Quote the listing below in its entirety, omitting every image.

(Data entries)
┌────────
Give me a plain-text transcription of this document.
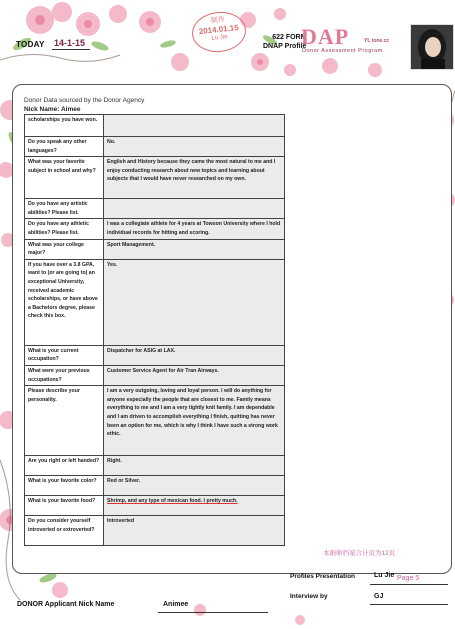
TODAY 14-1-15
制作
2014.01.15
Lu Jie	622 FORM
DNAP Profile
DAP	YL tone.cc
Donor Assessment Program
Donor Data sourced by the Donor Agency
Nick Name: Aimee
scholarships you have won.	
Do you speak any other languages?	No.
What was your favorite subject in school and why?	English and History because they came the most natural to me and I enjoy conducting research about new topics and learning about subjects that I would have never researched on my own.
Do you have any artistic abilities? Please list.	
Do you have any athletic abilities? Please list.	I was a collegiate athlete for 4 years at Towson University where I hold individual records for hitting and scoring.
What was your college major?	Sport Management.
If you have over a 3.8 GPA, want to (or are going to) an exceptional University, received academic scholarships, or have above a Bachelors degree, please check this box.	Yes.
What is your current occupation?	Dispatcher for ASIG at LAX.
What were your previous occupations?	Customer Service Agent for Air Tran Airways.
Please describe your personality.	I am a very outgoing, loving and loyal person. I will do anything for anyone especially the people that are closest to me. Family means everything to me and I am a very tightly knit family. I am dependable and I am driven to accomplish everything I finish, quitting has never been an option for me, which is why I think I have such a strong work ethic.
Are you right or left handed?	Right.
What is your favorite color?	Red or Silver.
What is your favorite food?	Shrimp, and any type of mexican food. I pretty much.
Do you consider yourself introverted or extroverted?	Introverted
本捐卵档案合计页为12页
Profiles Presentation	Lu Jie Page 5
Interview by	GJ
DONOR Applicant Nick Name	Animee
└────────
▶ _Task result_
Give me a plain-text transcription of this document.
TODAY 14-1-15
制作
2014.01.15
Lu Jie	622 FORM
DNAP Profile
DAP	YL tone.cc
Donor Assessment Program
Donor Data sourced by the Donor Agency
Nick Name: Aimee
scholarships you have won.	
Do you speak any other languages?	No.
What was your favorite subject in school and why?	English and History because they came the most natural to me and I enjoy conducting research about new topics and learning about subjects that I would have never researched on my own.
Do you have any artistic abilities? Please list.	
Do you have any athletic abilities? Please list.	I was a collegiate athlete for 4 years at Towson University where I hold individual records for hitting and scoring.
What was your college major?	Sport Management.
If you have over a 3.8 GPA, want to (or are going to) an exceptional University, received academic scholarships, or have above a Bachelors degree, please check this box.	Yes.
What is your current occupation?	Dispatcher for ASIG at LAX.
What were your previous occupations?	Customer Service Agent for Air Tran Airways.
Please describe your personality.	I am a very outgoing, loving and loyal person. I will do anything for anyone especially the people that are closest to me. Family means everything to me and I am a very tightly knit family. I am dependable and I am driven to accomplish everything I finish, quitting has never been an option for me, which is why I think I have such a strong work ethic.
Are you right or left handed?	Right.
What is your favorite color?	Red or Silver.
What is your favorite food?	Shrimp, and any type of mexican food. I pretty much.
Do you consider yourself introverted or extroverted?	Introverted
本捐卵档案合计页为12页
Profiles Presentation	Lu Jie Page 5
Interview by	GJ
DONOR Applicant Nick Name	Animee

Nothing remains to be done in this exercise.